> GIVEN PROBLEM: Transcribe the entries that follow exactly as they appear, minus pictures.

>> Start

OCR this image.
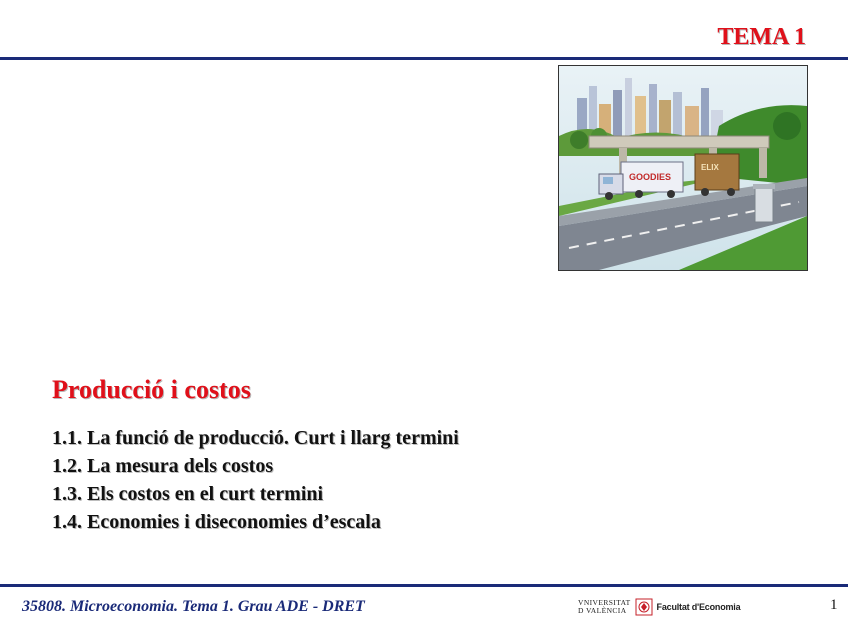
TEMA 1
GOODIES
ELIX
Producció i costos
1.1. La funció de producció. Curt i llarg termini
1.2. La mesura dels costos
1.3. Els costos en el curt termini
1.4. Economies i diseconomies d’escala
35808. Microeconomia. Tema 1. Grau ADE - DRET	VNIVERSITAT
D VALÈNCIA	Facultat d'Economia	1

>> End

> RESULT OF THE TASK:
OCR this image.
TEMA 1
GOODIES
ELIX
Producció i costos
1.1. La funció de producció. Curt i llarg termini
1.2. La mesura dels costos
1.3. Els costos en el curt termini
1.4. Economies i diseconomies d’escala
35808. Microeconomia. Tema 1. Grau ADE - DRET	VNIVERSITAT
D VALÈNCIA	Facultat d'Economia	1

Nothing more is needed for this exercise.